What to work on. Collect all lines from the records below that include the word "Содержит".

□ □ □ □ □ □ □

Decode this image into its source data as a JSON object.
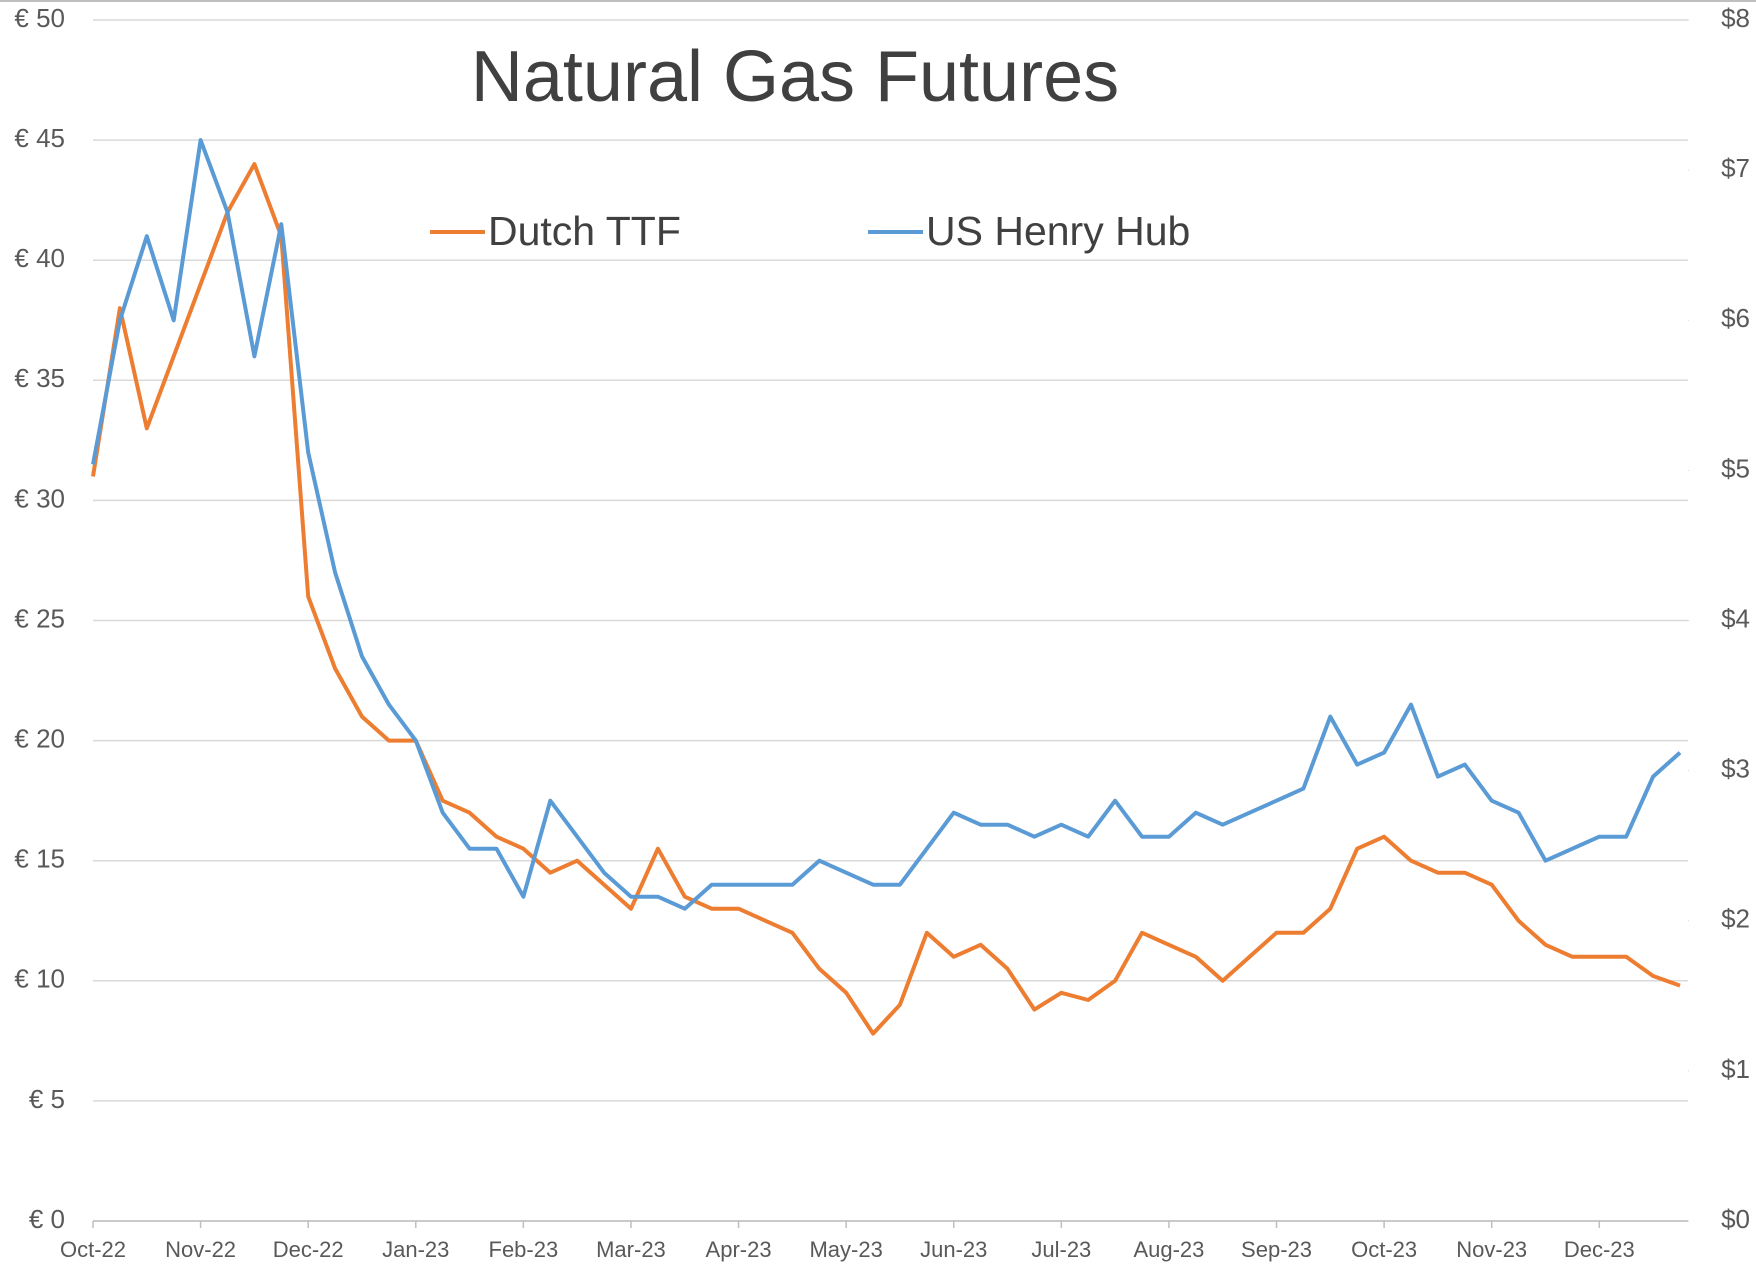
{
  "chart_data": {
    "type": "line",
    "title": "Natural Gas Futures",
    "categories": [
      "Oct-22",
      null,
      null,
      null,
      "Nov-22",
      null,
      null,
      null,
      "Dec-22",
      null,
      null,
      null,
      "Jan-23",
      null,
      null,
      null,
      "Feb-23",
      null,
      null,
      null,
      "Mar-23",
      null,
      null,
      null,
      "Apr-23",
      null,
      null,
      null,
      "May-23",
      null,
      null,
      null,
      "Jun-23",
      null,
      null,
      null,
      "Jul-23",
      null,
      null,
      null,
      "Aug-23",
      null,
      null,
      null,
      "Sep-23",
      null,
      null,
      null,
      "Oct-23",
      null,
      null,
      null,
      "Nov-23",
      null,
      null,
      null,
      "Dec-23",
      null,
      null,
      null
    ],
    "series": [
      {
        "name": "Dutch TTF",
        "color": "#ed7d31",
        "values": [
          31,
          38,
          33,
          36,
          39,
          42,
          44,
          41,
          26,
          23,
          21,
          20,
          20,
          17.5,
          17,
          16,
          15.5,
          14.5,
          15,
          14,
          13,
          15.5,
          13.5,
          13,
          13,
          12.5,
          12,
          10.5,
          9.5,
          7.8,
          9,
          12,
          11,
          11.5,
          10.5,
          8.8,
          9.5,
          9.2,
          10,
          12,
          11.5,
          11,
          10,
          11,
          12,
          12,
          13,
          15.5,
          16,
          15,
          14.5,
          14.5,
          14,
          12.5,
          11.5,
          11,
          11,
          11,
          10.2,
          9.8
        ]
      },
      {
        "name": "US Henry Hub",
        "color": "#5b9bd5",
        "axis": "y2",
        "values": [
          5.04,
          6.0,
          6.56,
          6.0,
          7.2,
          6.72,
          5.76,
          6.64,
          5.12,
          4.32,
          3.76,
          3.44,
          3.2,
          2.72,
          2.48,
          2.48,
          2.16,
          2.8,
          2.56,
          2.32,
          2.16,
          2.16,
          2.08,
          2.24,
          2.24,
          2.24,
          2.24,
          2.4,
          2.32,
          2.24,
          2.24,
          2.48,
          2.72,
          2.64,
          2.64,
          2.56,
          2.64,
          2.56,
          2.8,
          2.56,
          2.56,
          2.72,
          2.64,
          2.72,
          2.8,
          2.88,
          3.36,
          3.04,
          3.12,
          3.44,
          2.96,
          3.04,
          2.8,
          2.72,
          2.4,
          2.48,
          2.56,
          2.56,
          2.96,
          3.12
        ]
      }
    ],
    "ylim": [
      0,
      50
    ],
    "yticks": [
      {
        "value": 0,
        "label": "€ 0"
      },
      {
        "value": 5,
        "label": "€ 5"
      },
      {
        "value": 10,
        "label": "€ 10"
      },
      {
        "value": 15,
        "label": "€ 15"
      },
      {
        "value": 20,
        "label": "€ 20"
      },
      {
        "value": 25,
        "label": "€ 25"
      },
      {
        "value": 30,
        "label": "€ 30"
      },
      {
        "value": 35,
        "label": "€ 35"
      },
      {
        "value": 40,
        "label": "€ 40"
      },
      {
        "value": 45,
        "label": "€ 45"
      },
      {
        "value": 50,
        "label": "€ 50"
      }
    ],
    "y2lim": [
      0,
      8
    ],
    "y2ticks": [
      {
        "value": 0,
        "label": "$0"
      },
      {
        "value": 1,
        "label": "$1"
      },
      {
        "value": 2,
        "label": "$2"
      },
      {
        "value": 3,
        "label": "$3"
      },
      {
        "value": 4,
        "label": "$4"
      },
      {
        "value": 5,
        "label": "$5"
      },
      {
        "value": 6,
        "label": "$6"
      },
      {
        "value": 7,
        "label": "$7"
      },
      {
        "value": 8,
        "label": "$8"
      }
    ],
    "grid": true
  }
}
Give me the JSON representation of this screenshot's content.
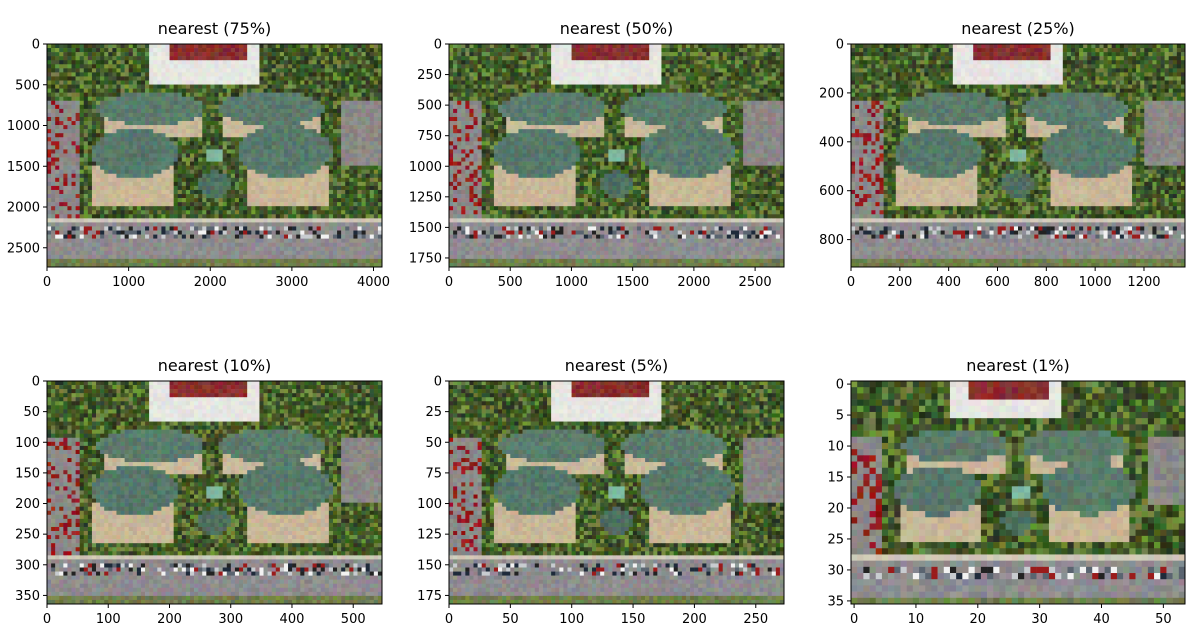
{
  "chart_data": [
    {
      "type": "image",
      "title": "nearest (75%)",
      "width": 4104,
      "height": 2736,
      "xlim": [
        0,
        4104
      ],
      "ylim": [
        2736,
        0
      ],
      "xticks": [
        0,
        1000,
        2000,
        3000,
        4000
      ],
      "yticks": [
        0,
        500,
        1000,
        1500,
        2000,
        2500
      ],
      "pixel_grid": [
        82,
        55
      ]
    },
    {
      "type": "image",
      "title": "nearest (50%)",
      "width": 2736,
      "height": 1824,
      "xlim": [
        0,
        2736
      ],
      "ylim": [
        1824,
        0
      ],
      "xticks": [
        0,
        500,
        1000,
        1500,
        2000,
        2500
      ],
      "yticks": [
        0,
        250,
        500,
        750,
        1000,
        1250,
        1500,
        1750
      ],
      "pixel_grid": [
        82,
        55
      ]
    },
    {
      "type": "image",
      "title": "nearest (25%)",
      "width": 1368,
      "height": 912,
      "xlim": [
        0,
        1368
      ],
      "ylim": [
        912,
        0
      ],
      "xticks": [
        0,
        200,
        400,
        600,
        800,
        1000,
        1200
      ],
      "yticks": [
        0,
        200,
        400,
        600,
        800
      ],
      "pixel_grid": [
        82,
        55
      ]
    },
    {
      "type": "image",
      "title": "nearest (10%)",
      "width": 547,
      "height": 364,
      "xlim": [
        0,
        547
      ],
      "ylim": [
        364,
        0
      ],
      "xticks": [
        0,
        100,
        200,
        300,
        400,
        500
      ],
      "yticks": [
        0,
        50,
        100,
        150,
        200,
        250,
        300,
        350
      ],
      "pixel_grid": [
        82,
        55
      ]
    },
    {
      "type": "image",
      "title": "nearest (5%)",
      "width": 273,
      "height": 182,
      "xlim": [
        0,
        273
      ],
      "ylim": [
        182,
        0
      ],
      "xticks": [
        0,
        50,
        100,
        150,
        200,
        250
      ],
      "yticks": [
        0,
        25,
        50,
        75,
        100,
        125,
        150,
        175
      ],
      "pixel_grid": [
        82,
        55
      ]
    },
    {
      "type": "image",
      "title": "nearest (1%)",
      "width": 54,
      "height": 36,
      "xlim": [
        -0.5,
        53.5
      ],
      "ylim": [
        35.5,
        -0.5
      ],
      "xticks": [
        0,
        10,
        20,
        30,
        40,
        50
      ],
      "yticks": [
        0,
        5,
        10,
        15,
        20,
        25,
        30,
        35
      ],
      "pixel_grid": [
        54,
        36
      ]
    }
  ]
}
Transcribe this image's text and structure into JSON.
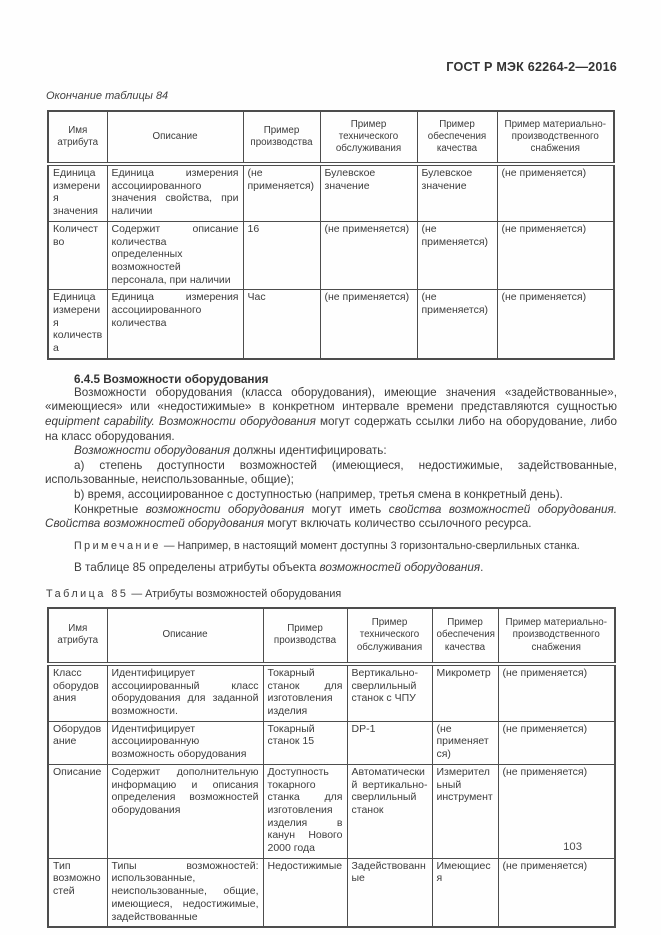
{
  "doc": {
    "running_head": "ГОСТ Р МЭК 62264-2—2016",
    "page_number": "103"
  },
  "table84": {
    "caption": "Окончание таблицы 84",
    "headers": [
      "Имя атрибута",
      "Описание",
      "Пример производства",
      "Пример технического обслуживания",
      "Пример обеспечения качества",
      "Пример материально-производственного снабжения"
    ],
    "rows": [
      [
        "Единица измерения значения",
        "Единица измерения ассоциированного значения свойства, при наличии",
        "(не применяется)",
        "Булевское значение",
        "Булевское значение",
        "(не применяется)"
      ],
      [
        "Количество",
        "Содержит описание количества определенных возможностей персонала, при наличии",
        "16",
        "(не применяется)",
        "(не применяется)",
        "(не применяется)"
      ],
      [
        "Единица измерения количества",
        "Единица измерения ассоциированного количества",
        "Час",
        "(не применяется)",
        "(не применяется)",
        "(не применяется)"
      ]
    ]
  },
  "section": {
    "heading": "6.4.5 Возможности оборудования",
    "p1": [
      {
        "t": "Возможности оборудования (класса оборудования), имеющие значения «задействованные», «имеющиеся» или «недостижимые» в конкретном интервале времени представляются сущностью "
      },
      {
        "t": "equipment capability. Возможности оборудования"
      },
      {
        "t": " могут содержать ссылки либо на оборудование, либо на класс оборудования."
      }
    ],
    "p2": [
      {
        "t": "Возможности оборудования"
      },
      {
        "t": " должны идентифицировать:"
      }
    ],
    "item_a": "a) степень доступности возможностей (имеющиеся, недостижимые, задействованные, использованные, неиспользованные, общие);",
    "item_b": "b) время, ассоциированное с доступностью (например, третья смена в конкретный день).",
    "p3": [
      {
        "t": "Конкретные "
      },
      {
        "t": "возможности оборудования"
      },
      {
        "t": " могут иметь "
      },
      {
        "t": "свойства возможностей оборудования. Свойства возможностей оборудования"
      },
      {
        "t": " могут включать количество ссылочного ресурса."
      }
    ],
    "note": {
      "label": "Примечание",
      "text": " — Например, в настоящий момент доступны 3 горизонтально-сверлильных станка."
    },
    "p4": [
      {
        "t": "В таблице 85 определены атрибуты объекта "
      },
      {
        "t": "возможностей оборудования"
      },
      {
        "t": "."
      }
    ]
  },
  "table85": {
    "caption_label": "Таблица 85",
    "caption_text": " — Атрибуты возможностей оборудования",
    "headers": [
      "Имя атрибута",
      "Описание",
      "Пример производства",
      "Пример технического обслуживания",
      "Пример обеспечения качества",
      "Пример материально-производственного снабжения"
    ],
    "rows": [
      [
        "Класс оборудования",
        "Идентифицирует ассоциированный класс оборудования для заданной возможности.",
        "Токарный станок для изготовления изделия",
        "Вертикально-сверлильный станок с ЧПУ",
        "Микрометр",
        "(не применяется)"
      ],
      [
        "Оборудование",
        "Идентифицирует ассоциированную возможность оборудования",
        "Токарный станок 15",
        "DP-1",
        "(не применяется)",
        "(не применяется)"
      ],
      [
        "Описание",
        "Содержит дополнительную информацию и описания определения возможностей оборудования",
        "Доступность токарного станка для изготовления изделия в канун Нового 2000 года",
        "Автоматический вертикально-сверлильный станок",
        "Измерительный инструмент",
        "(не применяется)"
      ],
      [
        "Тип возможностей",
        "Типы возможностей: использованные, неиспользованные, общие, имеющиеся, недостижимые, задействованные",
        "Недостижимые",
        "Задействованные",
        "Имеющиеся",
        "(не применяется)"
      ]
    ]
  }
}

□ □ □ □ □ □ □

Response.
        "Содержит описание количества определенных возможностей персонала, при наличии",
        "Содержит дополнительную информацию и описания определения возможностей оборудования",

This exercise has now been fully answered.